Work to complete: In the records below, pick out all lines containing the word "ppthermNoScat".

[Start of Supplied data]

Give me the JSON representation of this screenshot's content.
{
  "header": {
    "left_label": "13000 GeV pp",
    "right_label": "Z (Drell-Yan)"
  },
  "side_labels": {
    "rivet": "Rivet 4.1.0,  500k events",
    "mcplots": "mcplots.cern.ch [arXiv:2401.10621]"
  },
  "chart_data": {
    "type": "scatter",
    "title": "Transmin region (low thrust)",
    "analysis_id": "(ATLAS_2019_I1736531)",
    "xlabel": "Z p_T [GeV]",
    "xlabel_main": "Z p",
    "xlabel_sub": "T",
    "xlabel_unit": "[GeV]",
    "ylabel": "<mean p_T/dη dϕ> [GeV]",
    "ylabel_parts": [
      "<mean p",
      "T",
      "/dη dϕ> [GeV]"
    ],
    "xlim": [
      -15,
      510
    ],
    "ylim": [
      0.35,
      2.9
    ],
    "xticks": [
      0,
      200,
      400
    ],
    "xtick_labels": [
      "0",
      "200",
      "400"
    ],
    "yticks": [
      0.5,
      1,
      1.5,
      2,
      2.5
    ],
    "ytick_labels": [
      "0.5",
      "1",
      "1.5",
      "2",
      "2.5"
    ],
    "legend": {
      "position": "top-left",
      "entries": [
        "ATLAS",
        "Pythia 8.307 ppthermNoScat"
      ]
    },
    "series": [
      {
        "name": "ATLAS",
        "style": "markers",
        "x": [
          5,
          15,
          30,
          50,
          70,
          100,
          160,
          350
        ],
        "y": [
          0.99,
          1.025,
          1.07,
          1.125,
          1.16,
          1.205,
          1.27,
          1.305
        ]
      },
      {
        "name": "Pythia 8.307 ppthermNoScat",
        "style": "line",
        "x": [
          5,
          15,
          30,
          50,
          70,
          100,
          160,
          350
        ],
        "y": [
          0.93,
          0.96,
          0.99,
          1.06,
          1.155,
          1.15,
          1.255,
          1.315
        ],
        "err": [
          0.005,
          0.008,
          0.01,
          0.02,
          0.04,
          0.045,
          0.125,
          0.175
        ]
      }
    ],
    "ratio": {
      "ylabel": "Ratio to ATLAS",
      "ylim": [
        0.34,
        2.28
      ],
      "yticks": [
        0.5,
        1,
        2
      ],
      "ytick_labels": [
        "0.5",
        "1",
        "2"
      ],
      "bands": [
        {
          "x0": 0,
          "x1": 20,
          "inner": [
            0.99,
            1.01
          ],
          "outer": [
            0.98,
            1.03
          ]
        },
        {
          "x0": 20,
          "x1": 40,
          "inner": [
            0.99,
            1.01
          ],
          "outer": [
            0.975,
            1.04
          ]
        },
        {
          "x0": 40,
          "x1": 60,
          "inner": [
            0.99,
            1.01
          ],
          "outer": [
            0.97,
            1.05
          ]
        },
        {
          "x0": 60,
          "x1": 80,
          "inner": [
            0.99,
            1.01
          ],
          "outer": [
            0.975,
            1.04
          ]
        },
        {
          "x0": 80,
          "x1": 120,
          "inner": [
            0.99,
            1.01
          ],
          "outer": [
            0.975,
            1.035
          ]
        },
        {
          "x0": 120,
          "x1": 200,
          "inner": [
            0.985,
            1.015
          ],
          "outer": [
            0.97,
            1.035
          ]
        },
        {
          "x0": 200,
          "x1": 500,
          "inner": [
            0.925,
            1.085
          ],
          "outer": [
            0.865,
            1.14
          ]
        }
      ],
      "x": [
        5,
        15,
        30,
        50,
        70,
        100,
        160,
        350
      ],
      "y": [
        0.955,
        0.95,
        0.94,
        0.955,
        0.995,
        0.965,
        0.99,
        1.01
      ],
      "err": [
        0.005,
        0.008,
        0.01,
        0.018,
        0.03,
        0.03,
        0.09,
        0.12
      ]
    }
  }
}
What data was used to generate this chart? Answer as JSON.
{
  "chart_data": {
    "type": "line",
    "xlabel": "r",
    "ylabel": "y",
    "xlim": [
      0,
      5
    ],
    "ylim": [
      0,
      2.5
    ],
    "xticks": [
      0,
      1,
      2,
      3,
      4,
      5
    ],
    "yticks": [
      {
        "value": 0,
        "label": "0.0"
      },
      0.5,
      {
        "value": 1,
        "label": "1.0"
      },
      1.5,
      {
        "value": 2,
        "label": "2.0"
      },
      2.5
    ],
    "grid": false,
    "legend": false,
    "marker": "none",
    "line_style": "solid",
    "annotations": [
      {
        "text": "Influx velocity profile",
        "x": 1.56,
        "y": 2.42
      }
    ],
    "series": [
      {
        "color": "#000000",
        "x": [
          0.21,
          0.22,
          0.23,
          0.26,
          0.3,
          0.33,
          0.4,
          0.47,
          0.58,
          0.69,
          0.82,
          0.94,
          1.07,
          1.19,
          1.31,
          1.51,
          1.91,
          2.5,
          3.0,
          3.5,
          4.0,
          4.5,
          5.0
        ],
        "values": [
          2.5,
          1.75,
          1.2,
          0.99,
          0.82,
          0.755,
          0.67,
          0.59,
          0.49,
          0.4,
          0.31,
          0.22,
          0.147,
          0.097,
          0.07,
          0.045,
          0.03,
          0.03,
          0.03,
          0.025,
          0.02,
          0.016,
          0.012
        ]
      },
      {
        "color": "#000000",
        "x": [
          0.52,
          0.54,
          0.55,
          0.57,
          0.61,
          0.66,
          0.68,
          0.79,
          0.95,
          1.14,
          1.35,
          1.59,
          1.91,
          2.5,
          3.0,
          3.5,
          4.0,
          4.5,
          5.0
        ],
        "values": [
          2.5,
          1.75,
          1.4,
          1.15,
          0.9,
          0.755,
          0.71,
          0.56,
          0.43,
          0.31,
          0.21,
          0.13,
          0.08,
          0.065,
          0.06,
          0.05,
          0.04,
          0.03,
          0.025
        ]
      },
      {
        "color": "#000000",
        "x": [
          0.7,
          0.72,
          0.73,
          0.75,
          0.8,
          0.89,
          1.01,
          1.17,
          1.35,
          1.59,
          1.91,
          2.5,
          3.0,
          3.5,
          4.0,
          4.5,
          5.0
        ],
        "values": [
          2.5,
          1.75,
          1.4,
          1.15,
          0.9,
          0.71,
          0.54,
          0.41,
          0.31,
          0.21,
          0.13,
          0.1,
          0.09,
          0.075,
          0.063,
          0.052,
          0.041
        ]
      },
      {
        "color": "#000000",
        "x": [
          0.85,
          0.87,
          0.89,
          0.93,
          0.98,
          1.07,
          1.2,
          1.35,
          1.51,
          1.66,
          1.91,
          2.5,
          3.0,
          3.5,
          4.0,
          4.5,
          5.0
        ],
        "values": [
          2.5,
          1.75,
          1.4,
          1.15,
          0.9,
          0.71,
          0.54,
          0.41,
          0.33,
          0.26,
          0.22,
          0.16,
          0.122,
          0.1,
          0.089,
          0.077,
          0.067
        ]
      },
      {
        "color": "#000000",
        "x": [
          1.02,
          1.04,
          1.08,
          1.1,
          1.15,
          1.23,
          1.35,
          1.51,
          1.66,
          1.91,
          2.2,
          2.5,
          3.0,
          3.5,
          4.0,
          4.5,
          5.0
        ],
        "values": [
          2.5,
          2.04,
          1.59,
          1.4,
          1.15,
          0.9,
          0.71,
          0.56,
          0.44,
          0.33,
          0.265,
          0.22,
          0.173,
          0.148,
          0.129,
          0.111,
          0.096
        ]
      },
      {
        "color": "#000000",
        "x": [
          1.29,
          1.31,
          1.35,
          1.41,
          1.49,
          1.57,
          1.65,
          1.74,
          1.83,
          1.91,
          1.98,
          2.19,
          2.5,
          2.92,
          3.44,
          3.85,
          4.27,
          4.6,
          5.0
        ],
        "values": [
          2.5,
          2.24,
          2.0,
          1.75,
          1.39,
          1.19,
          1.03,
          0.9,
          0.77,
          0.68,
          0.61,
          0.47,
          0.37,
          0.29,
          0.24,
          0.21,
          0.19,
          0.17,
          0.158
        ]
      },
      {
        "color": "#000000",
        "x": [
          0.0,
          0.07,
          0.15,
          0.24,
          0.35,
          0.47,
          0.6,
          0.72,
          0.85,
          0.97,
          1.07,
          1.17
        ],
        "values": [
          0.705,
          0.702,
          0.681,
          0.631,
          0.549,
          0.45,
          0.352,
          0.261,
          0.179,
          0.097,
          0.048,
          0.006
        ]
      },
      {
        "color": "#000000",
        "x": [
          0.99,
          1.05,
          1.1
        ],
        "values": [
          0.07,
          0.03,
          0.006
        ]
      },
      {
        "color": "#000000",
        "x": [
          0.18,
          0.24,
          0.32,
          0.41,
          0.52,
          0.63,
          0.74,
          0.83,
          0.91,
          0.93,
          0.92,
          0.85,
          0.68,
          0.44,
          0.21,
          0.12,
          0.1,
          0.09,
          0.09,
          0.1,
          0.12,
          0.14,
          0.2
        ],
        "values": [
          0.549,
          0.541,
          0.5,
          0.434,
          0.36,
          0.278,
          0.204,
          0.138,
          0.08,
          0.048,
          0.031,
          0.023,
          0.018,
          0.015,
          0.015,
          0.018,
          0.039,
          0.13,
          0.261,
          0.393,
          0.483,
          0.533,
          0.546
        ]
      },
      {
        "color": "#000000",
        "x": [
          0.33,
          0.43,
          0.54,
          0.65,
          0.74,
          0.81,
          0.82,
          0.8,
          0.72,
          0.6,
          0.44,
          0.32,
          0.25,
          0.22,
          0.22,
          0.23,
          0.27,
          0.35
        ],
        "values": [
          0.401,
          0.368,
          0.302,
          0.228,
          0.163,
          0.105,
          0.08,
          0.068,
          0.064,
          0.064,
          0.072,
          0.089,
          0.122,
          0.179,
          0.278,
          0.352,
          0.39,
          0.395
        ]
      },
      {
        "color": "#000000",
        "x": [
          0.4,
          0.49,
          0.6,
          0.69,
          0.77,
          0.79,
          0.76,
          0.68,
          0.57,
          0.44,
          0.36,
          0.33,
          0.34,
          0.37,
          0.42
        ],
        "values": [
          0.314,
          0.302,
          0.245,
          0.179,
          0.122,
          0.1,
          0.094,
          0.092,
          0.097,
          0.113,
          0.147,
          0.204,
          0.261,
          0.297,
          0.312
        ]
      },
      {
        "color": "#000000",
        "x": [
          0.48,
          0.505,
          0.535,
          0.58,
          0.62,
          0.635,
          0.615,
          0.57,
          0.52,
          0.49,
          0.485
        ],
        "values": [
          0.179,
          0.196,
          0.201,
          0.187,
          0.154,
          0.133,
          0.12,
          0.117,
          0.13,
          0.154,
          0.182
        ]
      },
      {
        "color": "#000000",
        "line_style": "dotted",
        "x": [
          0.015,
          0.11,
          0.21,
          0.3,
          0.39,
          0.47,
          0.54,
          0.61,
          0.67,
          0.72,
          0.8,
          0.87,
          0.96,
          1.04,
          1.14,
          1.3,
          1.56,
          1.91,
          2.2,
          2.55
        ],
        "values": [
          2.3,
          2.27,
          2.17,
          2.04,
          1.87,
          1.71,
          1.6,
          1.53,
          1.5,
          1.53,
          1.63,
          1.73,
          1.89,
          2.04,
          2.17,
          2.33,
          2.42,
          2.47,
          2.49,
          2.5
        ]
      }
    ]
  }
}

[End of Supplied data]

Result of this task:
        "Pythia 8.307 ppthermNoScat"
        "name": "Pythia 8.307 ppthermNoScat",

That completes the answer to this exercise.